WHAT TO WORK ON » Copy out all lines that carry the word "Kraftdrehkopf".

* Begin MATERIAL SUPPLIED *

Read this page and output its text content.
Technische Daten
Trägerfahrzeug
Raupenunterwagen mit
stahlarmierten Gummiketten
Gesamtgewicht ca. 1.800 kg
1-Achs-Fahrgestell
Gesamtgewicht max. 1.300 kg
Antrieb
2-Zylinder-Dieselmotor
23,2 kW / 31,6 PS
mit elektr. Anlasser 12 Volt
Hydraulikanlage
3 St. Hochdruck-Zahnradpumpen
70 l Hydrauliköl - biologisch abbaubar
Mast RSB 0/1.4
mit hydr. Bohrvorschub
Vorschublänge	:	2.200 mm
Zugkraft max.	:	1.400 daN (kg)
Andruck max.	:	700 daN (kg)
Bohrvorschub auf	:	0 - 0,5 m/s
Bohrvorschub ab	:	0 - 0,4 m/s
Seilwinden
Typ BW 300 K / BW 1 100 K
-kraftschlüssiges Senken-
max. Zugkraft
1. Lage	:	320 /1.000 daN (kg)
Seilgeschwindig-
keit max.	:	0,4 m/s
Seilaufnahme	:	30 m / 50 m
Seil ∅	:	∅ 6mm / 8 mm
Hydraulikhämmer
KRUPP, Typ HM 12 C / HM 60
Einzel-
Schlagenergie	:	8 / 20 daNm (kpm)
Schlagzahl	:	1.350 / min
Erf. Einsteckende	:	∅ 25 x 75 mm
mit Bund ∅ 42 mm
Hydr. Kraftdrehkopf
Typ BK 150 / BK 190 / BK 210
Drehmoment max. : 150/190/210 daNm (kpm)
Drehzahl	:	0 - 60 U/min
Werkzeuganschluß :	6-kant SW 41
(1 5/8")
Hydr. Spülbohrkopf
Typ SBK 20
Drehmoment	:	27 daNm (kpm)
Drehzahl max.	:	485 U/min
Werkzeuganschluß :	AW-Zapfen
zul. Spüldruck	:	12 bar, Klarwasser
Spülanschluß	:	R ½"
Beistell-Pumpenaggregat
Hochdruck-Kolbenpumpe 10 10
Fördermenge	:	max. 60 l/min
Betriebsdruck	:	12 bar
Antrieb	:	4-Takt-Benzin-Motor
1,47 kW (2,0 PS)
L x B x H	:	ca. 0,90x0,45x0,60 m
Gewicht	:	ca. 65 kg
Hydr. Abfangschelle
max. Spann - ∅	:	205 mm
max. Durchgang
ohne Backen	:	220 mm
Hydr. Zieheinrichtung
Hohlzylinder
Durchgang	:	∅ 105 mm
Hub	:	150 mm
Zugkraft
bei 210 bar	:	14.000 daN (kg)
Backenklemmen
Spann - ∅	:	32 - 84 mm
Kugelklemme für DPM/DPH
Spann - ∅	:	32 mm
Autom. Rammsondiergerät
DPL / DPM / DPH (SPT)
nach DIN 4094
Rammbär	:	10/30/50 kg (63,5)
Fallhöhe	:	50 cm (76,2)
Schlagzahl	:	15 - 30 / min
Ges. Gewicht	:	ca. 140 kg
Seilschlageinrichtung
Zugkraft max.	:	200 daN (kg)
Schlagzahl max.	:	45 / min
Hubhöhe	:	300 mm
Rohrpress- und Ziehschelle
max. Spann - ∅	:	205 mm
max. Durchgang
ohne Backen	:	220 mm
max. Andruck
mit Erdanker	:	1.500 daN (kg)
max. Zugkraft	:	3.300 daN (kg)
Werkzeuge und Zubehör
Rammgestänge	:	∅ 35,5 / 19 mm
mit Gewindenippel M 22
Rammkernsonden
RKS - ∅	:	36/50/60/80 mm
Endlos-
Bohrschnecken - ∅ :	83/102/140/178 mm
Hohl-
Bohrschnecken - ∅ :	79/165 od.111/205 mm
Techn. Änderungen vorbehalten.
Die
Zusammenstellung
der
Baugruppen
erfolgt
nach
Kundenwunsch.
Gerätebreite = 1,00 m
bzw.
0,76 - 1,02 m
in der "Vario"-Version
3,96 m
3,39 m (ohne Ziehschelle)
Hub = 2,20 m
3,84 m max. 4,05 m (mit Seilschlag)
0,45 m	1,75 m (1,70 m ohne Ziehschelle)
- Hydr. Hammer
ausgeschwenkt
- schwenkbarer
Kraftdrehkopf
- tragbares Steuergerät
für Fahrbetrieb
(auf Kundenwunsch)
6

* End MATERIAL SUPPLIED *

RESPONSE »
Hydr. Kraftdrehkopf
Kraftdrehkopf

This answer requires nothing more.